* start Data for processing *

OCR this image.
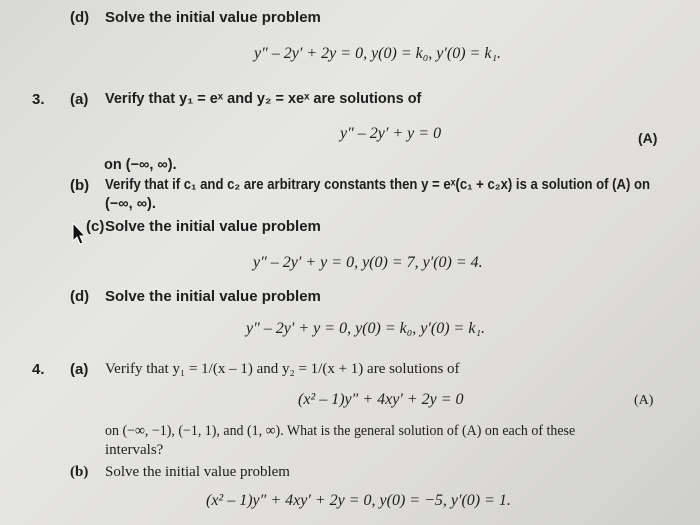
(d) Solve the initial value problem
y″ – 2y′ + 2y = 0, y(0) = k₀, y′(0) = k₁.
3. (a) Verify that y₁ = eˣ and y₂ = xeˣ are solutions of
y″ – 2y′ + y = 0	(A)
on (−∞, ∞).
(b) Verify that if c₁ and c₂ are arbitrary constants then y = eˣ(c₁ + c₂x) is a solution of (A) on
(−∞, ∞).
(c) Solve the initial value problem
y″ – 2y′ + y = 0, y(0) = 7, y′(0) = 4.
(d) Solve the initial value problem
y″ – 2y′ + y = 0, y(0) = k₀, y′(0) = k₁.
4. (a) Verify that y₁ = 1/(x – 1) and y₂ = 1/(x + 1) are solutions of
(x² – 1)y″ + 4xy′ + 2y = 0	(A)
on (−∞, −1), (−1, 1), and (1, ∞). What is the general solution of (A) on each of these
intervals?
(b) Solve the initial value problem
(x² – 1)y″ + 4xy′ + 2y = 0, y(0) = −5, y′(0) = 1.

* end Data for processing *

Written task | Each line of the data should be quoted exactly, with pictures left out.

Result of this task |
OCR this image.
(d) Solve the initial value problem
y″ – 2y′ + 2y = 0, y(0) = k₀, y′(0) = k₁.
3. (a) Verify that y₁ = eˣ and y₂ = xeˣ are solutions of
y″ – 2y′ + y = 0	(A)
on (−∞, ∞).
(b) Verify that if c₁ and c₂ are arbitrary constants then y = eˣ(c₁ + c₂x) is a solution of (A) on
(−∞, ∞).
(c) Solve the initial value problem
y″ – 2y′ + y = 0, y(0) = 7, y′(0) = 4.
(d) Solve the initial value problem
y″ – 2y′ + y = 0, y(0) = k₀, y′(0) = k₁.
4. (a) Verify that y₁ = 1/(x – 1) and y₂ = 1/(x + 1) are solutions of
(x² – 1)y″ + 4xy′ + 2y = 0	(A)
on (−∞, −1), (−1, 1), and (1, ∞). What is the general solution of (A) on each of these
intervals?
(b) Solve the initial value problem
(x² – 1)y″ + 4xy′ + 2y = 0, y(0) = −5, y′(0) = 1.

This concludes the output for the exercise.